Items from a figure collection
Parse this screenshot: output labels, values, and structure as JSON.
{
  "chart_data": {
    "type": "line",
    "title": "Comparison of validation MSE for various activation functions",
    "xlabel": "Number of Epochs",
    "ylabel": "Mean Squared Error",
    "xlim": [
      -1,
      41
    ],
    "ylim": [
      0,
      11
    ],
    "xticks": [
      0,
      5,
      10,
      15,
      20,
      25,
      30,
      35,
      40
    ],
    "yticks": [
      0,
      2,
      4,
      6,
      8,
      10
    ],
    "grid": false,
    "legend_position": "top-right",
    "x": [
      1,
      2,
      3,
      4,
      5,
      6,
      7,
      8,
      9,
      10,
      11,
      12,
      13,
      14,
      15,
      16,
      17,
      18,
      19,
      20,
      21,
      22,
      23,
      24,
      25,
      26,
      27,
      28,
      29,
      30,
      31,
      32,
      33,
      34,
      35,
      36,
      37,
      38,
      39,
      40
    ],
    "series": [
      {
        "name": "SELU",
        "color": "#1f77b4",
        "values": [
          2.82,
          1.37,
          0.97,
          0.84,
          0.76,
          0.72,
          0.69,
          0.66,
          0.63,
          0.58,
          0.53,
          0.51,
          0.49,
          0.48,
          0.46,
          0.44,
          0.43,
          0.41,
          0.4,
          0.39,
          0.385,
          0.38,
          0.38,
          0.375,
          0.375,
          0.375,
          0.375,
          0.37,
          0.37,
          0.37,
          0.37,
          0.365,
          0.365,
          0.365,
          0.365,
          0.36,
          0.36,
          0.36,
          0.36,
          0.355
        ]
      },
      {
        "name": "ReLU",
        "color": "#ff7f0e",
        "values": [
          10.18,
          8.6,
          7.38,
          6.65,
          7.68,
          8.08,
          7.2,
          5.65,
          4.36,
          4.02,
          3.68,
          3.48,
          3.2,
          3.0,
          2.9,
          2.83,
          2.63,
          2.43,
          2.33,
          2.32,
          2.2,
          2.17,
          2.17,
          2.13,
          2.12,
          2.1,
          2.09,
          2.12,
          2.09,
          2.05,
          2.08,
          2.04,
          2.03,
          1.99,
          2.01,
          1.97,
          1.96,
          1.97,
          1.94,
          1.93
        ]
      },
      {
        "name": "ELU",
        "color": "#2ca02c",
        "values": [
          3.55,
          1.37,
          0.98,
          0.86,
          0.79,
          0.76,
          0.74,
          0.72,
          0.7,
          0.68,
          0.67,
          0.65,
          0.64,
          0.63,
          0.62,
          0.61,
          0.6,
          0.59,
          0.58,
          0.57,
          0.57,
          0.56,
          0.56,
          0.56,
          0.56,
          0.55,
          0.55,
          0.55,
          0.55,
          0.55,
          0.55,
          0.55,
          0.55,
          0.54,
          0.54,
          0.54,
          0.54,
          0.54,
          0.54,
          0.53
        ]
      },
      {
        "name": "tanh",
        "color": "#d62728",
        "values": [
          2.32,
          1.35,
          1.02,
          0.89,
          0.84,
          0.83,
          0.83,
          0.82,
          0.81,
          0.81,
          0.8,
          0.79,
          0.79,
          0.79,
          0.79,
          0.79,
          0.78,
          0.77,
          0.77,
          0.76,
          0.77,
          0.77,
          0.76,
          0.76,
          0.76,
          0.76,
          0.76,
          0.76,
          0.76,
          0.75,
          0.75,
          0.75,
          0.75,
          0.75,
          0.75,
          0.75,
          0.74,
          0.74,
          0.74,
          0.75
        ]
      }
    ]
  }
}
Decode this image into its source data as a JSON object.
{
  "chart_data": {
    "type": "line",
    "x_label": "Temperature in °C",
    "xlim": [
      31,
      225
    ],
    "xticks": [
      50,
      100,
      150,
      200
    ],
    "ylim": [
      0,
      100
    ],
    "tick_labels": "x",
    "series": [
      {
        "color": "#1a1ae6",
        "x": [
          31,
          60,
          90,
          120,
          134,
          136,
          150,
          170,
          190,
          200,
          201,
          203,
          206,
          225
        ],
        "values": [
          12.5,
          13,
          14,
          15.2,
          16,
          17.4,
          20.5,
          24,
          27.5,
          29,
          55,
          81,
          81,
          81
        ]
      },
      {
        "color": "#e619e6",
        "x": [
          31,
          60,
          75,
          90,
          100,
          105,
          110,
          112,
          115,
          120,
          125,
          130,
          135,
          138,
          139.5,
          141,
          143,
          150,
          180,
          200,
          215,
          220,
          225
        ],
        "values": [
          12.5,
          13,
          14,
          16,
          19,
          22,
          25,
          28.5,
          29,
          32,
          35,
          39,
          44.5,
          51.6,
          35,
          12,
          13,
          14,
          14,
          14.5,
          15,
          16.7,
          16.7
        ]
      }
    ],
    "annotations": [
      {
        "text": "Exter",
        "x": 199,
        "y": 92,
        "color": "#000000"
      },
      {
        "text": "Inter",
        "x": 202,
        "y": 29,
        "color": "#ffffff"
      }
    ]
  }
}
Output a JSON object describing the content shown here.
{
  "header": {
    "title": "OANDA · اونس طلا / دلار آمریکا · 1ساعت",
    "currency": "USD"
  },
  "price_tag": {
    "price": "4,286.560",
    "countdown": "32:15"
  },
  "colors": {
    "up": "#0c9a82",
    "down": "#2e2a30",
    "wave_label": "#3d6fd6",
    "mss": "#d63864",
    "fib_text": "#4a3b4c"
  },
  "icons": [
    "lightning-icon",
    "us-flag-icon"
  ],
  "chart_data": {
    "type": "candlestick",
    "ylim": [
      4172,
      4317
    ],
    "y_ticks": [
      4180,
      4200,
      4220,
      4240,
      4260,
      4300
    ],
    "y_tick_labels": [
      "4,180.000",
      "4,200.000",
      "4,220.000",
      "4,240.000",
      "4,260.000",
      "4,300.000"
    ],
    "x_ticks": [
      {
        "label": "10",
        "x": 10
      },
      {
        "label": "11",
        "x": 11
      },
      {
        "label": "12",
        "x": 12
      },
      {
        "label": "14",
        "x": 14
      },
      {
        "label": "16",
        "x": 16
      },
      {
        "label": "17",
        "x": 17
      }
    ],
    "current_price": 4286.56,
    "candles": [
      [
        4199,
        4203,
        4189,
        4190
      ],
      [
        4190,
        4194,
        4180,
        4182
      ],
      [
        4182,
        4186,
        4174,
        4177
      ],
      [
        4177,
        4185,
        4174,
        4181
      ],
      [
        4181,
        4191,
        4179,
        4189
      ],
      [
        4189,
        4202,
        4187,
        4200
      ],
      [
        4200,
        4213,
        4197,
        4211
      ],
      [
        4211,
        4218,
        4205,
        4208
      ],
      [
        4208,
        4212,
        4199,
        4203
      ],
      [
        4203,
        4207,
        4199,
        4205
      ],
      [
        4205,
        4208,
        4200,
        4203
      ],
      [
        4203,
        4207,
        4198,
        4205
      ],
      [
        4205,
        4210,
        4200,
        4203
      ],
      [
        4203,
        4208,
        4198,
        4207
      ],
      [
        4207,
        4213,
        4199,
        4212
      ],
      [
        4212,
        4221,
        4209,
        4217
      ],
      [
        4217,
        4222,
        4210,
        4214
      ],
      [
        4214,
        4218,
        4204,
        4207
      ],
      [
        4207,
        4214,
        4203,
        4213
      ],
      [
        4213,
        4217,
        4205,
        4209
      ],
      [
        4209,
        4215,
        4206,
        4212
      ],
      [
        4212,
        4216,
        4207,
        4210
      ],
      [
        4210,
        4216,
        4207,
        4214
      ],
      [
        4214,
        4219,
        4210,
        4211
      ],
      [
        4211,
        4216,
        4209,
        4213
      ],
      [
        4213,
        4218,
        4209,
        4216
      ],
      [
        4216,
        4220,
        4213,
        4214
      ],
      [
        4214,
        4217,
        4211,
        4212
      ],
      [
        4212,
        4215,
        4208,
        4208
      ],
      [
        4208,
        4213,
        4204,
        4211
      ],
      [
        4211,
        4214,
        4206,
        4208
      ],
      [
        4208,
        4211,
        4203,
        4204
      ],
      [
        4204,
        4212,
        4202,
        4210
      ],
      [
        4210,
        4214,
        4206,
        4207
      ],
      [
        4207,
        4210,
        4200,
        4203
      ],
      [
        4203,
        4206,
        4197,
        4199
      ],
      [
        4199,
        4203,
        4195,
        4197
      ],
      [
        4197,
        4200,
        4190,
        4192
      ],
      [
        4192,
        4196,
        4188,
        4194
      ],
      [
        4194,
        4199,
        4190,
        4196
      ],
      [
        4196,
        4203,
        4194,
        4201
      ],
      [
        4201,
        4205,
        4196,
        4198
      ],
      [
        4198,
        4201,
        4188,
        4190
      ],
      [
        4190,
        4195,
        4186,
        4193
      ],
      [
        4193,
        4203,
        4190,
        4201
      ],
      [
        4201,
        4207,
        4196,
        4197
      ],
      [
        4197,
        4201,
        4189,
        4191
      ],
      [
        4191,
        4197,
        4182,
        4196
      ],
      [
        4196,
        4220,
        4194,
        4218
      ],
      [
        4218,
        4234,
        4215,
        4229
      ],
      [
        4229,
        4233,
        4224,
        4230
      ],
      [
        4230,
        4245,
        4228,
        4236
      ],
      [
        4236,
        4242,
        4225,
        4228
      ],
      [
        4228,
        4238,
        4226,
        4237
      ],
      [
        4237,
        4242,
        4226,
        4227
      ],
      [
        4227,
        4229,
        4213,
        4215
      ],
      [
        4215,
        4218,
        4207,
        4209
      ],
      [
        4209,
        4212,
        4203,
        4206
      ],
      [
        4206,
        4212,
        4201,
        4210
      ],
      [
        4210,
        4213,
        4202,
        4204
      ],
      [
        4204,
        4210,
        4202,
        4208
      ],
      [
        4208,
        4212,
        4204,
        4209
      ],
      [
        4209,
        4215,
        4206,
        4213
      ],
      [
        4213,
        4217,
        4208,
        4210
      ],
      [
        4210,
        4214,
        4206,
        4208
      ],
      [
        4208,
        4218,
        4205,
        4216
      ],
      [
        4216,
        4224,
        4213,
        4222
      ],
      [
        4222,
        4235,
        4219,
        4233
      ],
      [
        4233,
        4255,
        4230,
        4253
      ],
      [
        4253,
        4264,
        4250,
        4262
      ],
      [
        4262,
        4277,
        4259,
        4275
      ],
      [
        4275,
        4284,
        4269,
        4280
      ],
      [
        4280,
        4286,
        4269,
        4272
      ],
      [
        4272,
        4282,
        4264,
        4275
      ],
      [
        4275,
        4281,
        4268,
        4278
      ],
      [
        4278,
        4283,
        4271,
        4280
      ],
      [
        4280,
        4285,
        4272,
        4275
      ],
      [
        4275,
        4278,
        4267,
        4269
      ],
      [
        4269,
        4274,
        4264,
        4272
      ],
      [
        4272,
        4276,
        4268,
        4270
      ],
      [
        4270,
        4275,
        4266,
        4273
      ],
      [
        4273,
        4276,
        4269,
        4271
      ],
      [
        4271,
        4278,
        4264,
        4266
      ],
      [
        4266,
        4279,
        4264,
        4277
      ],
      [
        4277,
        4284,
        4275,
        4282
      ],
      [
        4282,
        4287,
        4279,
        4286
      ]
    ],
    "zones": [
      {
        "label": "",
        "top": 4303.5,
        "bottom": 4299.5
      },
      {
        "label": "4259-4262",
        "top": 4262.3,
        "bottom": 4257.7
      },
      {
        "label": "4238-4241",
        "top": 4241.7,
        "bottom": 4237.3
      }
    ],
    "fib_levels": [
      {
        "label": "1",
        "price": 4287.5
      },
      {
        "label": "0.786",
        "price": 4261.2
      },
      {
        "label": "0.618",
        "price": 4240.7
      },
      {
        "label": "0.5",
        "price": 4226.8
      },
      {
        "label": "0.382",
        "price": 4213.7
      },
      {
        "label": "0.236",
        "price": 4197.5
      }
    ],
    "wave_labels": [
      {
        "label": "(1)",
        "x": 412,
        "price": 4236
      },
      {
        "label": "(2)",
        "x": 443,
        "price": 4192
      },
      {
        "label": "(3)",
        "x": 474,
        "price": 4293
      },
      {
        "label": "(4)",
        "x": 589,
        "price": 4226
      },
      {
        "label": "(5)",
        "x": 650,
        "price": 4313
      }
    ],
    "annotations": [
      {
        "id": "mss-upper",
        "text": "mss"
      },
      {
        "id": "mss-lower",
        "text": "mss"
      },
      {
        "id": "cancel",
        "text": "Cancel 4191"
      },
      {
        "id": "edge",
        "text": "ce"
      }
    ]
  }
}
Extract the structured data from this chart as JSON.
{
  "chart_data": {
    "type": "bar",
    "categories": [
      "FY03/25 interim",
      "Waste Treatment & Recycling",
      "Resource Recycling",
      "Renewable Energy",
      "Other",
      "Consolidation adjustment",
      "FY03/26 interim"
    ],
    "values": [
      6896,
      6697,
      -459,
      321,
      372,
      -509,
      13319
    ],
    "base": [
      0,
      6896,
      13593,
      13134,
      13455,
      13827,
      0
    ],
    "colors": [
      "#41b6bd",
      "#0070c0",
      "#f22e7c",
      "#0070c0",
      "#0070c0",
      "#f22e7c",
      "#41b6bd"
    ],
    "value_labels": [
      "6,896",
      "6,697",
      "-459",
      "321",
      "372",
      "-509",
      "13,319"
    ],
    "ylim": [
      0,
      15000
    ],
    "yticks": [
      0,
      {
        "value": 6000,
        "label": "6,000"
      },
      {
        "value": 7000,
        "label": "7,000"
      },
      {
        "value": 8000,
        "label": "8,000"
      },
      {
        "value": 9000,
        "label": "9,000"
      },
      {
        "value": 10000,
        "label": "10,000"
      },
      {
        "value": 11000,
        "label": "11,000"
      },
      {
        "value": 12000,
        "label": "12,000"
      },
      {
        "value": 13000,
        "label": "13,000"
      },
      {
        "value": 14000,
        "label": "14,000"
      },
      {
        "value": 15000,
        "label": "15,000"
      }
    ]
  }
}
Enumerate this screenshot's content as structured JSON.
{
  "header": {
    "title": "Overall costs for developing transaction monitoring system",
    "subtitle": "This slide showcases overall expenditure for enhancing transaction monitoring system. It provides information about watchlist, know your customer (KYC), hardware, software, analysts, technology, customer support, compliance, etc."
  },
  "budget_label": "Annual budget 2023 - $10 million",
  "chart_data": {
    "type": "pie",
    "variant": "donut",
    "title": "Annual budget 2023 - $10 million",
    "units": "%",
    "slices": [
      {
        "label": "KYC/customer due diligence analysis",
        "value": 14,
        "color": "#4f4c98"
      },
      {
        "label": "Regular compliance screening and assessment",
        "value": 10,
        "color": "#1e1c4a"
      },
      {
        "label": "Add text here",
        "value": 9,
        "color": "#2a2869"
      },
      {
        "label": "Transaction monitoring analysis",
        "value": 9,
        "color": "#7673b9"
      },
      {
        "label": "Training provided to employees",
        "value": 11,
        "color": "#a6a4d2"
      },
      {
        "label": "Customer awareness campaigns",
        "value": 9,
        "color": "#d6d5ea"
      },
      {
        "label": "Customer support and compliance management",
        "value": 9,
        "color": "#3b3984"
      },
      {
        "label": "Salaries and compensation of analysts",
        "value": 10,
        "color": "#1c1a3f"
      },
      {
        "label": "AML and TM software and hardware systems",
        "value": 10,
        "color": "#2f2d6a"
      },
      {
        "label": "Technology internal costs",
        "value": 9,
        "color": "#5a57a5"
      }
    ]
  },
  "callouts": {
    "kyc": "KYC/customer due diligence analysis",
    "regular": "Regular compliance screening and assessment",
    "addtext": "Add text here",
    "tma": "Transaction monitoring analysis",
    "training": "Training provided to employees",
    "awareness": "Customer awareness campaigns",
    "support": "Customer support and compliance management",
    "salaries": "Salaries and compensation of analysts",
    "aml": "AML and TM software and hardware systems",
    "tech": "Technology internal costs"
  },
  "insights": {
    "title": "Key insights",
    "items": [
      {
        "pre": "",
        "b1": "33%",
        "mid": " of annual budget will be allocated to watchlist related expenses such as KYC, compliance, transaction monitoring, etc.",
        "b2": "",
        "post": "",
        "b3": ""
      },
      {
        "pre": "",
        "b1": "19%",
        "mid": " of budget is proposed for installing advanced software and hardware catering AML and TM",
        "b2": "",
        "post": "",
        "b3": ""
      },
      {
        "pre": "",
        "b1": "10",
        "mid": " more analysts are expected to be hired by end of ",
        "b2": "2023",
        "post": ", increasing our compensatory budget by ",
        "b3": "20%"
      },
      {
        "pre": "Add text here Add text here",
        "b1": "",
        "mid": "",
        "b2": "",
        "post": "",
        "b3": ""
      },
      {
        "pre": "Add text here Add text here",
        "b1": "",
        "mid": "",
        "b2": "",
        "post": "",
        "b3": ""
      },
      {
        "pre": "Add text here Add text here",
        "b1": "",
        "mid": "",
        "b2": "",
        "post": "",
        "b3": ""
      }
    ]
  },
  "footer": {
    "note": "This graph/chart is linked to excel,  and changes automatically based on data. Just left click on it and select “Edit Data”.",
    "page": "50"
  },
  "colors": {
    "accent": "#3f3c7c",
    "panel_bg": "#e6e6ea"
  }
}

_Aim of the exercise:_ Scan the material for lines with the word "screenshot", and copy each line you find.

_The output:_
Parse this screenshot: output labels, values, and structure as JSON.
Enumerate this screenshot's content as structured JSON.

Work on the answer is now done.